● DESCRIPTION OF THE TASK: Look through the material and copy each line holding "arrow".

● SUPPLIED MATERIAL:
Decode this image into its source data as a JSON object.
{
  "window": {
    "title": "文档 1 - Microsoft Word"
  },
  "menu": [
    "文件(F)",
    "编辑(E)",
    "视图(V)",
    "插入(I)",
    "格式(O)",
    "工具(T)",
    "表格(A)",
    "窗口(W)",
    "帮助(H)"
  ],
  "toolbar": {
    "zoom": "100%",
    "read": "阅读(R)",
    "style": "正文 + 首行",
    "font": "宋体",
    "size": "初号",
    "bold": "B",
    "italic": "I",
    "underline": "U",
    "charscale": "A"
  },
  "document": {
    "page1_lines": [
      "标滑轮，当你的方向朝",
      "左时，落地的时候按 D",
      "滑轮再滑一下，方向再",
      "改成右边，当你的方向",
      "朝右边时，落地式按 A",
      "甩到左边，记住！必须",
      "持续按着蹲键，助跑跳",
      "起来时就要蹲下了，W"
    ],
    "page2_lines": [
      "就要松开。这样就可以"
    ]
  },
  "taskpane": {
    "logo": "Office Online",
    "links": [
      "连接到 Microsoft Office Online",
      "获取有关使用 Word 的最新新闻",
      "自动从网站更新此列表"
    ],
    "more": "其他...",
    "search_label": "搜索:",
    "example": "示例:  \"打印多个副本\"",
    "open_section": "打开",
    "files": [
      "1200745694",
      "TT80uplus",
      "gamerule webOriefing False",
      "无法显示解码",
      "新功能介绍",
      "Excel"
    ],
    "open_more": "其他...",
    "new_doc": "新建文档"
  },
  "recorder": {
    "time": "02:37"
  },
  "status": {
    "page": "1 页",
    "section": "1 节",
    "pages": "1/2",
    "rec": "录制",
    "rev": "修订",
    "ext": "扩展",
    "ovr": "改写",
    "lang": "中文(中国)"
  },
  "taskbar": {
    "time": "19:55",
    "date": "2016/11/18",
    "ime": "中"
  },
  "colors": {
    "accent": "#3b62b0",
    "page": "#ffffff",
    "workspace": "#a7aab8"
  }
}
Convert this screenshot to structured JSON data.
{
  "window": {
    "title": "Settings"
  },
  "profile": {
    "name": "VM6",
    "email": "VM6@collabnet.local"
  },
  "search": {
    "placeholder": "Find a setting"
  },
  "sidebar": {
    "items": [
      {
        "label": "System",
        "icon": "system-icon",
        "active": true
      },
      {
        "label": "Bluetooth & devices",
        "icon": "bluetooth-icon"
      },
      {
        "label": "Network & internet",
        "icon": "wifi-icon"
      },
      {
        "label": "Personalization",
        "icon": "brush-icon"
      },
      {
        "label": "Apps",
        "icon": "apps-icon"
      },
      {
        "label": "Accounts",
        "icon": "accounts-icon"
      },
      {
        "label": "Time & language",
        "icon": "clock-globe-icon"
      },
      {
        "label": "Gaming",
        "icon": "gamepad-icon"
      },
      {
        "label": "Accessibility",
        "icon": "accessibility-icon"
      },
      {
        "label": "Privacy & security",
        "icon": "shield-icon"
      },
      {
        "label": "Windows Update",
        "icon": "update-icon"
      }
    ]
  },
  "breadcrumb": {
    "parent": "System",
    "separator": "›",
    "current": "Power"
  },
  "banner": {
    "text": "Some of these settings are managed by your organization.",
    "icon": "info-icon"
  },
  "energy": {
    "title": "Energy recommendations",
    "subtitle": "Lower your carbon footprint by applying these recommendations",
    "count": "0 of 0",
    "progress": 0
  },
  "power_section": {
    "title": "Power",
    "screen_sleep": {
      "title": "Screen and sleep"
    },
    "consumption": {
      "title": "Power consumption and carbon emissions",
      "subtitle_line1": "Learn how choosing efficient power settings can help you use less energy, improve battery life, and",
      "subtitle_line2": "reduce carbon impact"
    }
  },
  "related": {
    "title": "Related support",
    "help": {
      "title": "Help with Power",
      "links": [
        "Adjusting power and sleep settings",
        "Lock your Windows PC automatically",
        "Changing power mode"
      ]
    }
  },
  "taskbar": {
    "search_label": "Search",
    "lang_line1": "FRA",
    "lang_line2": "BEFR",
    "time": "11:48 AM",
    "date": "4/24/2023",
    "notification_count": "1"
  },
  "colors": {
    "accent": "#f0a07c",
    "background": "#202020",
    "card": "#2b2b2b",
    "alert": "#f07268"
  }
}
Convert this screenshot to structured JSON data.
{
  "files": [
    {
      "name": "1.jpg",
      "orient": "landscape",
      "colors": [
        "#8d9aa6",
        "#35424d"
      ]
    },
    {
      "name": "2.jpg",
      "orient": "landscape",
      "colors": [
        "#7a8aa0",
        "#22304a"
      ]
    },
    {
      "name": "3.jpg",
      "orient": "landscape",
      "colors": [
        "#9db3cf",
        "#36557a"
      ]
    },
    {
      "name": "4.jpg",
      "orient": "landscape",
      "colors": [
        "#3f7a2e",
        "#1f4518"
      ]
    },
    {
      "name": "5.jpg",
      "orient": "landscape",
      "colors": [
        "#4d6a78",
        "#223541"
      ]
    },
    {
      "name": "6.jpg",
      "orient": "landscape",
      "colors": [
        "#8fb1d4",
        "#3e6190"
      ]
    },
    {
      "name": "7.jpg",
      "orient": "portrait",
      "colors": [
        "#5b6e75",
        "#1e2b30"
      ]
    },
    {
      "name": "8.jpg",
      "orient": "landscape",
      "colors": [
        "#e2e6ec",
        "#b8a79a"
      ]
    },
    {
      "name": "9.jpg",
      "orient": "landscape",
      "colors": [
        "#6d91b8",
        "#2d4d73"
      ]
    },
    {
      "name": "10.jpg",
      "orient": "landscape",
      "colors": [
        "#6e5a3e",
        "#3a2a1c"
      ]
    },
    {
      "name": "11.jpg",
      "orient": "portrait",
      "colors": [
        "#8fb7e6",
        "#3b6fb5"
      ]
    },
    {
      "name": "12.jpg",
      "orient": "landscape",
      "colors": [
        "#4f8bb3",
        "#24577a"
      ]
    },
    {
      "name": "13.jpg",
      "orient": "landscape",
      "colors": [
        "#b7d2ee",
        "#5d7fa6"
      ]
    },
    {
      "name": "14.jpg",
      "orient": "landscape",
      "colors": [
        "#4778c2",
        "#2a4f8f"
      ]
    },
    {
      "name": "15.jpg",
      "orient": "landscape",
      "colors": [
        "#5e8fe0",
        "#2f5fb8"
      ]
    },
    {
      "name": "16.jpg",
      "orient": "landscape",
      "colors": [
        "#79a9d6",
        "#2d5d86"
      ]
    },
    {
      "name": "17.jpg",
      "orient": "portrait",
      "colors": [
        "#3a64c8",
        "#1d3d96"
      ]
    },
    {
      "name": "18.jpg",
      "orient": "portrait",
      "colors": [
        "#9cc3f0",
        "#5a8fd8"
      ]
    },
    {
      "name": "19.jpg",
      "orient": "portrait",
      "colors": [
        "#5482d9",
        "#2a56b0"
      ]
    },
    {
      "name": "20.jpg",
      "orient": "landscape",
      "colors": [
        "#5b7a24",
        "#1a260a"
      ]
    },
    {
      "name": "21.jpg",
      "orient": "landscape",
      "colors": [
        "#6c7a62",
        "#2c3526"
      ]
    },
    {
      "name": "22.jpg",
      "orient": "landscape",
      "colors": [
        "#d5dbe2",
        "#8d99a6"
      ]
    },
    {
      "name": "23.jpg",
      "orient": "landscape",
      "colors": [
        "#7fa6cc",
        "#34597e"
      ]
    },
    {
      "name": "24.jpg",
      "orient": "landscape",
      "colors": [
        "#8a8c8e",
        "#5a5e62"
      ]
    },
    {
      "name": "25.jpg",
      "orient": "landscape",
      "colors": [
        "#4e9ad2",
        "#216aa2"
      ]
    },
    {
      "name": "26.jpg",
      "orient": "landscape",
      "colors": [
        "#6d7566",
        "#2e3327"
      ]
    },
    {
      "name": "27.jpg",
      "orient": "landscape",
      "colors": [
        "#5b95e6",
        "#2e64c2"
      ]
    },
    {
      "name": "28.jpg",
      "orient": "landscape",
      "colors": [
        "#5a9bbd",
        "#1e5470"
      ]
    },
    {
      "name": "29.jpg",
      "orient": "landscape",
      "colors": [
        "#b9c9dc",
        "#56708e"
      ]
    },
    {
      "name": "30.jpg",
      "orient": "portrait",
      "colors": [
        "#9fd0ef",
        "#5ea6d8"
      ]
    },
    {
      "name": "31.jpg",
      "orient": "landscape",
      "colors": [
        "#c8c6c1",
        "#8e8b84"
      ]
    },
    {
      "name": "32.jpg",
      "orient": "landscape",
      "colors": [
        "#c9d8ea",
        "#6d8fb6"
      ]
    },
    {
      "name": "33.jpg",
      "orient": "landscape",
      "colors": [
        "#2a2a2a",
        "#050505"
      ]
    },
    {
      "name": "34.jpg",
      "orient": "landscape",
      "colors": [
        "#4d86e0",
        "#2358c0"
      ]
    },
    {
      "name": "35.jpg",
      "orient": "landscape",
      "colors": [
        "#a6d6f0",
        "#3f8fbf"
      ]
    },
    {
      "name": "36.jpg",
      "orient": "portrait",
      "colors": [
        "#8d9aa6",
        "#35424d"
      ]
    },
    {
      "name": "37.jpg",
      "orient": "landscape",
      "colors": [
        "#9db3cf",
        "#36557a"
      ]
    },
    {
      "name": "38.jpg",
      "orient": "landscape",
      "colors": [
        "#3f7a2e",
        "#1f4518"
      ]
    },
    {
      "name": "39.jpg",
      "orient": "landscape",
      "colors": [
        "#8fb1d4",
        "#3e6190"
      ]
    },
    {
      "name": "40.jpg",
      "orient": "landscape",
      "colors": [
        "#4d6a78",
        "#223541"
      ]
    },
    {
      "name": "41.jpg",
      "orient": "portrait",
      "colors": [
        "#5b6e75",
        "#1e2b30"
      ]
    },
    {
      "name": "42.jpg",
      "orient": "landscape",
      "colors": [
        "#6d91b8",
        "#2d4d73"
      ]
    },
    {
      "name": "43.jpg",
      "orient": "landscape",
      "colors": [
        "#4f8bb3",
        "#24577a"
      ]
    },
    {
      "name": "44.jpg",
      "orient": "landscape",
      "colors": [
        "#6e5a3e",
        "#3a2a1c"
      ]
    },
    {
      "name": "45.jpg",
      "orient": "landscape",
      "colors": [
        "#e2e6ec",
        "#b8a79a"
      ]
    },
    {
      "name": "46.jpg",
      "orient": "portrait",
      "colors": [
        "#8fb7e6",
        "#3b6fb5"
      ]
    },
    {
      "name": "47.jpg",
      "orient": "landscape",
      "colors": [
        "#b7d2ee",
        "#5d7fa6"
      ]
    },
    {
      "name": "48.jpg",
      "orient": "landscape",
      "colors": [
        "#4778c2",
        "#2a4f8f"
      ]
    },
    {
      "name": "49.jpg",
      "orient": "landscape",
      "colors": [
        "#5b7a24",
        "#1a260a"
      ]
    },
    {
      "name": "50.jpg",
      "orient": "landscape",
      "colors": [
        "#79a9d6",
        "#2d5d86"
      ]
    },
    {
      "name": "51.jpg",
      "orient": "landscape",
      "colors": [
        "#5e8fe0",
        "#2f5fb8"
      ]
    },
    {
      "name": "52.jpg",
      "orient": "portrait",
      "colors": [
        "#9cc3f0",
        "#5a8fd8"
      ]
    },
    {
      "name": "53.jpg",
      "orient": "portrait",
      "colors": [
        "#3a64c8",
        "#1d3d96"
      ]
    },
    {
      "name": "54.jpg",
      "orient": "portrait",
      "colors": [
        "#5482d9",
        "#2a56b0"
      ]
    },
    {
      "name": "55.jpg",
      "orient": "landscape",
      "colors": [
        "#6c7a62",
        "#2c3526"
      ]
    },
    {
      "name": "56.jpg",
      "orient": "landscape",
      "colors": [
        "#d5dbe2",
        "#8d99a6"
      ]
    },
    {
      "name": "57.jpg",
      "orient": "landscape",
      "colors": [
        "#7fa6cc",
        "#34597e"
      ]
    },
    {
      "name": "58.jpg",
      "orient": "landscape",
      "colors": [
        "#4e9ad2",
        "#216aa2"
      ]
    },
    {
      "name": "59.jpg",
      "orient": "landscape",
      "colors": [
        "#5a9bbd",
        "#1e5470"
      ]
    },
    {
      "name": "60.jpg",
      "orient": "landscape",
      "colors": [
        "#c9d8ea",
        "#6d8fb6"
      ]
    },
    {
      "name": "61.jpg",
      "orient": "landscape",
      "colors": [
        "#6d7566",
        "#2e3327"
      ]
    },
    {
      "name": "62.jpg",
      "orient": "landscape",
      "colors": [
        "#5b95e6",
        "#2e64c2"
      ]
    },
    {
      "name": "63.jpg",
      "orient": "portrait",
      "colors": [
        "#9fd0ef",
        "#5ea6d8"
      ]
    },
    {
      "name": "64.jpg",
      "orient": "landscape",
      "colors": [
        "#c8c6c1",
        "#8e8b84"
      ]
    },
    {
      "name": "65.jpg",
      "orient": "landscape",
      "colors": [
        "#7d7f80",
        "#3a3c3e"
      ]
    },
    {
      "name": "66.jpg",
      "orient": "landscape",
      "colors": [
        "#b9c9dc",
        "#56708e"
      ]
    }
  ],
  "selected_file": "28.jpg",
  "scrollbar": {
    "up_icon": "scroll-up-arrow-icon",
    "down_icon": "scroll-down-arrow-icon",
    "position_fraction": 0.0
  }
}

● EXPECTED ANSWER:
    "up_icon": "scroll-up-arrow-icon",
    "down_icon": "scroll-down-arrow-icon",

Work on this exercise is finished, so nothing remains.